= WHAT TO WORK ON =
Repeat the data below exactly, dropping any pictures it holds.

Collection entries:
★ ★ ★ ★

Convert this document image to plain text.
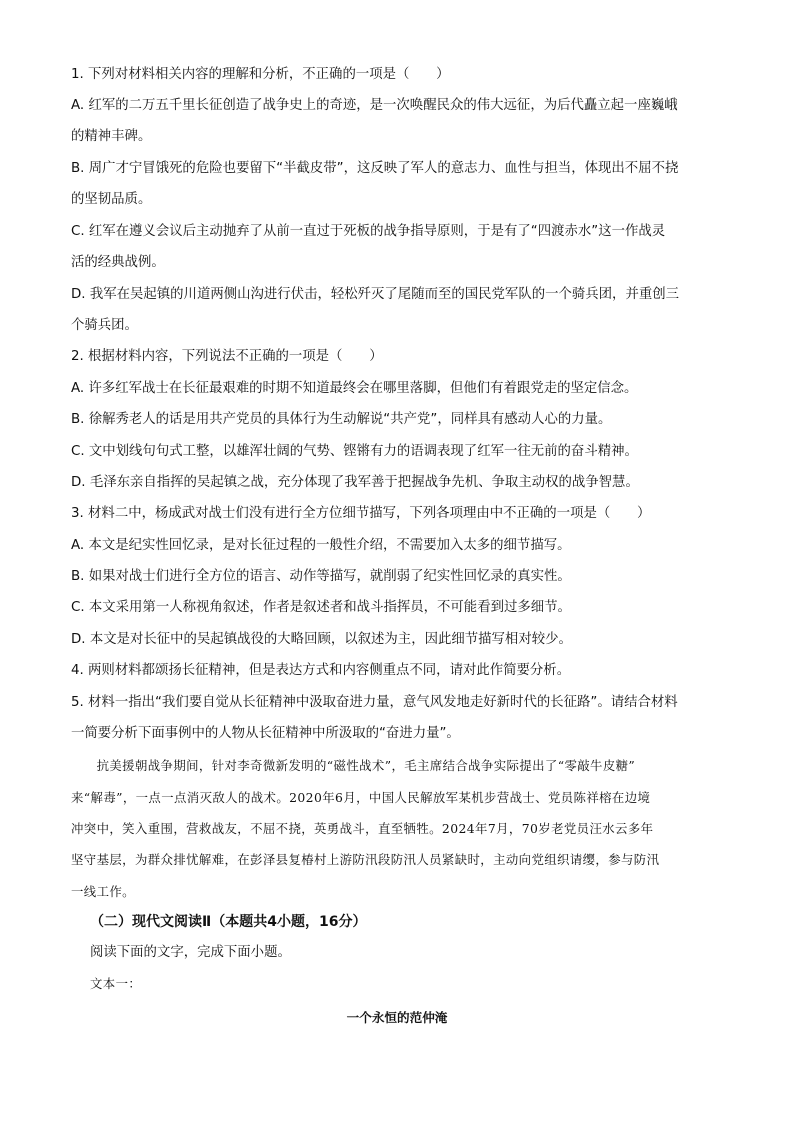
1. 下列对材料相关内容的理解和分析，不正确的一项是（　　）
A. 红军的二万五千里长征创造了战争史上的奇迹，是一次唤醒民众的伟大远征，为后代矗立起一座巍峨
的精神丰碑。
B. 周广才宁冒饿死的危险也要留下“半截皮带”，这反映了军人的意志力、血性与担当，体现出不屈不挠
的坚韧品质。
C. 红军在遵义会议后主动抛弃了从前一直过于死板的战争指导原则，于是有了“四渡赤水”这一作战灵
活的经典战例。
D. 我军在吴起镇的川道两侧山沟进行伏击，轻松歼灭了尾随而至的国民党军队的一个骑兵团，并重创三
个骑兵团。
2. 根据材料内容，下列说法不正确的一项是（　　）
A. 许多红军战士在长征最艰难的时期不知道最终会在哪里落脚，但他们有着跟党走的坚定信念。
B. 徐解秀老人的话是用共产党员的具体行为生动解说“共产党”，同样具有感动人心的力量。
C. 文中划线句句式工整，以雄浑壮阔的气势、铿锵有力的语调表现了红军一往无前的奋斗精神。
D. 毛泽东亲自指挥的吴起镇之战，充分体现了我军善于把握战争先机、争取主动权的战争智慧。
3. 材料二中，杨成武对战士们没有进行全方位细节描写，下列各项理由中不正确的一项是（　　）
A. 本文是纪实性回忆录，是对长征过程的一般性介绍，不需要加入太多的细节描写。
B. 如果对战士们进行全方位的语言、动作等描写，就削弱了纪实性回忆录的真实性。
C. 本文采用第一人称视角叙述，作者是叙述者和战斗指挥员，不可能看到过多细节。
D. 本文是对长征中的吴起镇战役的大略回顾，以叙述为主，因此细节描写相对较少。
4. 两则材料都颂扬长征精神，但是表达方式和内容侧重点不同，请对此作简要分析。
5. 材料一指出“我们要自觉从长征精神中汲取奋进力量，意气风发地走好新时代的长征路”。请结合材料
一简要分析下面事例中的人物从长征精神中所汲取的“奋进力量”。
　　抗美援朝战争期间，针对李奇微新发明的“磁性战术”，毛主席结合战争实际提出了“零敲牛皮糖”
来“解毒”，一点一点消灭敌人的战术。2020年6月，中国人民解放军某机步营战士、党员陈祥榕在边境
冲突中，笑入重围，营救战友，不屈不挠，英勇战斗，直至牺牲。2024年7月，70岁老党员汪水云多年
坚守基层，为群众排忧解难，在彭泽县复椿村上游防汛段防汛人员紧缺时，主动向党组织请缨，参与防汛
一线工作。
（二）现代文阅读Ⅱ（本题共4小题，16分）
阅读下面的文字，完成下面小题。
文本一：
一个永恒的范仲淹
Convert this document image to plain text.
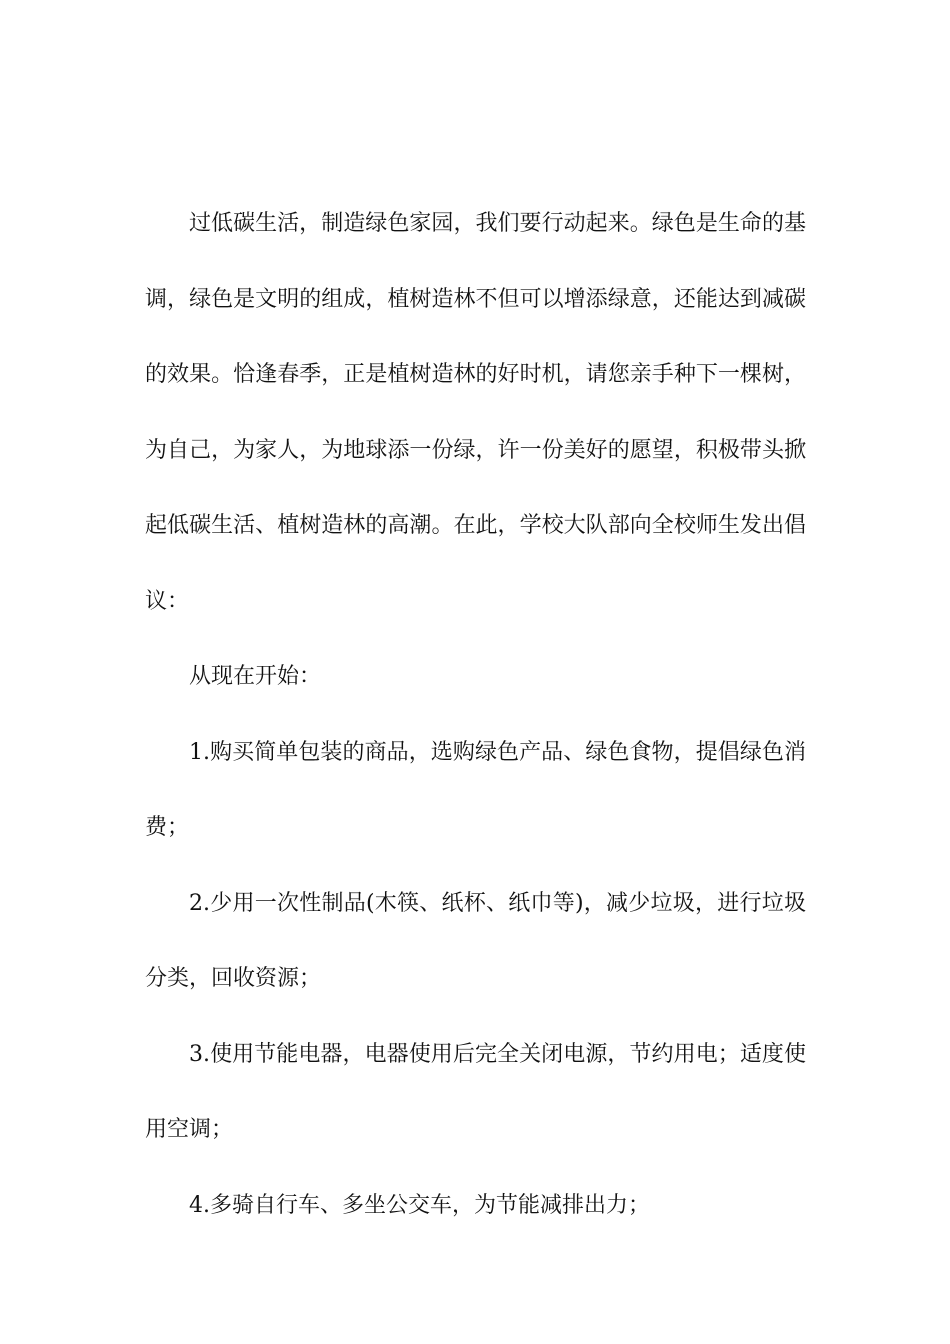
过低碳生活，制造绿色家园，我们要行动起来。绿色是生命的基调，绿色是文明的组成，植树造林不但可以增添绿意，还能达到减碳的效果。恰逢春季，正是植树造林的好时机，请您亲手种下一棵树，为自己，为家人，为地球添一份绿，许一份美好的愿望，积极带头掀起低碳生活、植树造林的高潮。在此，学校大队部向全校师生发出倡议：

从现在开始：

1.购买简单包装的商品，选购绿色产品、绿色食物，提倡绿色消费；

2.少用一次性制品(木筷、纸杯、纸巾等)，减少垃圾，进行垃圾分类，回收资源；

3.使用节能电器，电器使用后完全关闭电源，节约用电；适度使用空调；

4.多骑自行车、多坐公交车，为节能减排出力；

★ ★ ★ ★

= RESULT BELOW =
Convert this document image to plain text.
1. 下列对材料相关内容的理解和分析，不正确的一项是（　　）
A. 红军的二万五千里长征创造了战争史上的奇迹，是一次唤醒民众的伟大远征，为后代矗立起一座巍峨
的精神丰碑。
B. 周广才宁冒饿死的危险也要留下“半截皮带”，这反映了军人的意志力、血性与担当，体现出不屈不挠
的坚韧品质。
C. 红军在遵义会议后主动抛弃了从前一直过于死板的战争指导原则，于是有了“四渡赤水”这一作战灵
活的经典战例。
D. 我军在吴起镇的川道两侧山沟进行伏击，轻松歼灭了尾随而至的国民党军队的一个骑兵团，并重创三
个骑兵团。
2. 根据材料内容，下列说法不正确的一项是（　　）
A. 许多红军战士在长征最艰难的时期不知道最终会在哪里落脚，但他们有着跟党走的坚定信念。
B. 徐解秀老人的话是用共产党员的具体行为生动解说“共产党”，同样具有感动人心的力量。
C. 文中划线句句式工整，以雄浑壮阔的气势、铿锵有力的语调表现了红军一往无前的奋斗精神。
D. 毛泽东亲自指挥的吴起镇之战，充分体现了我军善于把握战争先机、争取主动权的战争智慧。
3. 材料二中，杨成武对战士们没有进行全方位细节描写，下列各项理由中不正确的一项是（　　）
A. 本文是纪实性回忆录，是对长征过程的一般性介绍，不需要加入太多的细节描写。
B. 如果对战士们进行全方位的语言、动作等描写，就削弱了纪实性回忆录的真实性。
C. 本文采用第一人称视角叙述，作者是叙述者和战斗指挥员，不可能看到过多细节。
D. 本文是对长征中的吴起镇战役的大略回顾，以叙述为主，因此细节描写相对较少。
4. 两则材料都颂扬长征精神，但是表达方式和内容侧重点不同，请对此作简要分析。
5. 材料一指出“我们要自觉从长征精神中汲取奋进力量，意气风发地走好新时代的长征路”。请结合材料
一简要分析下面事例中的人物从长征精神中所汲取的“奋进力量”。
　　抗美援朝战争期间，针对李奇微新发明的“磁性战术”，毛主席结合战争实际提出了“零敲牛皮糖”
来“解毒”，一点一点消灭敌人的战术。2020年6月，中国人民解放军某机步营战士、党员陈祥榕在边境
冲突中，笑入重围，营救战友，不屈不挠，英勇战斗，直至牺牲。2024年7月，70岁老党员汪水云多年
坚守基层，为群众排忧解难，在彭泽县复椿村上游防汛段防汛人员紧缺时，主动向党组织请缨，参与防汛
一线工作。
（二）现代文阅读Ⅱ（本题共4小题，16分）
阅读下面的文字，完成下面小题。
文本一：
一个永恒的范仲淹
Convert this document image to plain text.
过低碳生活，制造绿色家园，我们要行动起来。绿色是生命的基调，绿色是文明的组成，植树造林不但可以增添绿意，还能达到减碳的效果。恰逢春季，正是植树造林的好时机，请您亲手种下一棵树，为自己，为家人，为地球添一份绿，许一份美好的愿望，积极带头掀起低碳生活、植树造林的高潮。在此，学校大队部向全校师生发出倡议：

从现在开始：

1.购买简单包装的商品，选购绿色产品、绿色食物，提倡绿色消费；

2.少用一次性制品(木筷、纸杯、纸巾等)，减少垃圾，进行垃圾分类，回收资源；

3.使用节能电器，电器使用后完全关闭电源，节约用电；适度使用空调；

4.多骑自行车、多坐公交车，为节能减排出力；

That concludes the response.